• [Set problem]:
Identify the lines holding "границы" and copy them.
Start of Dataset extract
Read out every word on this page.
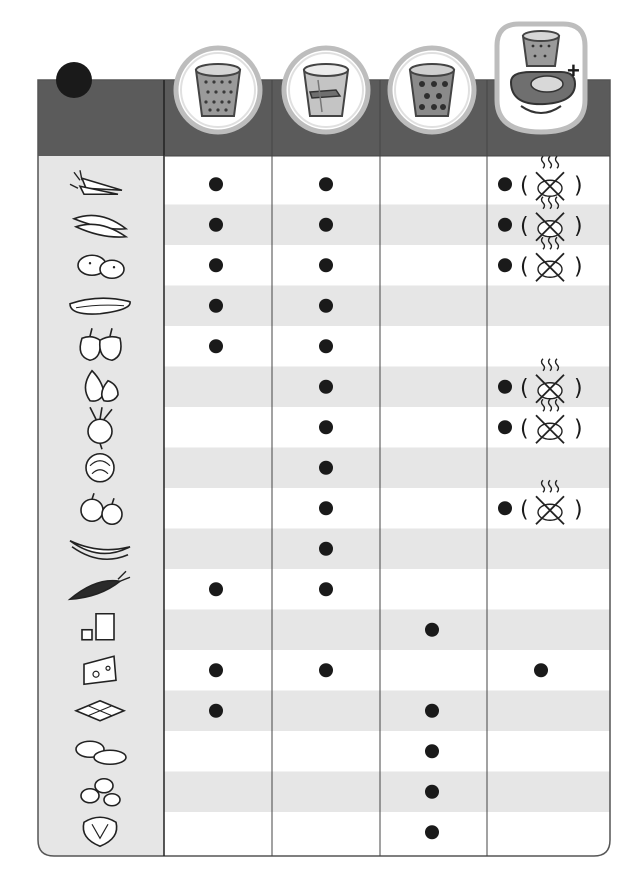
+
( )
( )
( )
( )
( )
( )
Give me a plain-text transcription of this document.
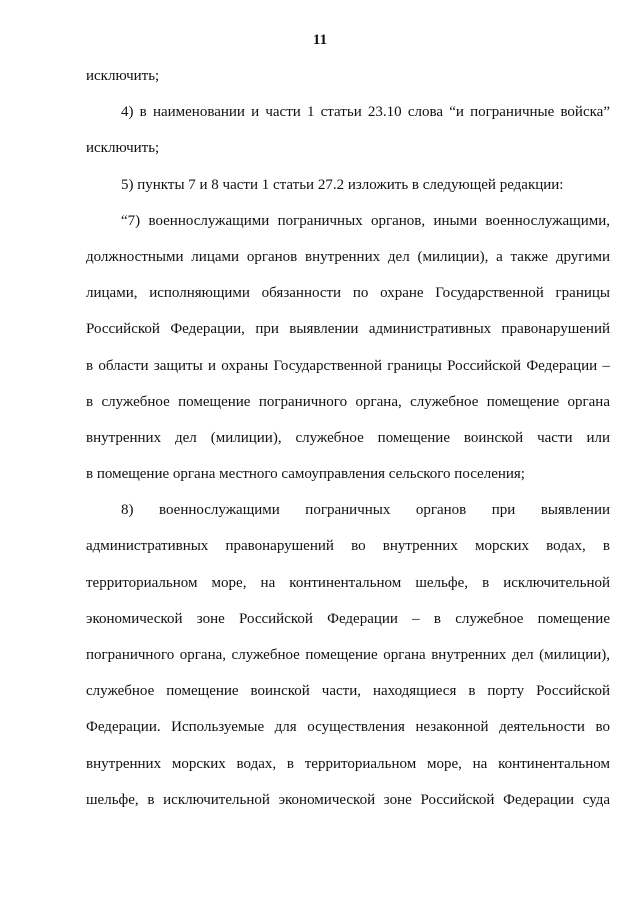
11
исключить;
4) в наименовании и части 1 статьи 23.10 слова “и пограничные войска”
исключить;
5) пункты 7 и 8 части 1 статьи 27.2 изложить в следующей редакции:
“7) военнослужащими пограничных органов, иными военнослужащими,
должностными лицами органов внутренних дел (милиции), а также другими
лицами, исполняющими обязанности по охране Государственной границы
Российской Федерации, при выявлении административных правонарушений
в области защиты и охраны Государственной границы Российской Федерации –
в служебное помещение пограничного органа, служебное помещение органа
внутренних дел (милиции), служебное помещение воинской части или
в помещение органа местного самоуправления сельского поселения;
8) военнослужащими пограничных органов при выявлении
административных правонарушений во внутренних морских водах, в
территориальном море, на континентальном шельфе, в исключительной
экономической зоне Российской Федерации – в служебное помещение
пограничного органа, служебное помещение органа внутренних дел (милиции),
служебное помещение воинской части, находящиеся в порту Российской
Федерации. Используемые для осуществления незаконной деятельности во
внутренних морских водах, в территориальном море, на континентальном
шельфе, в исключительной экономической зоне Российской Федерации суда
End of Dataset extract
• [Worked answer]:
лицами, исполняющими обязанности по охране Государственной границы
в области защиты и охраны Государственной границы Российской Федерации –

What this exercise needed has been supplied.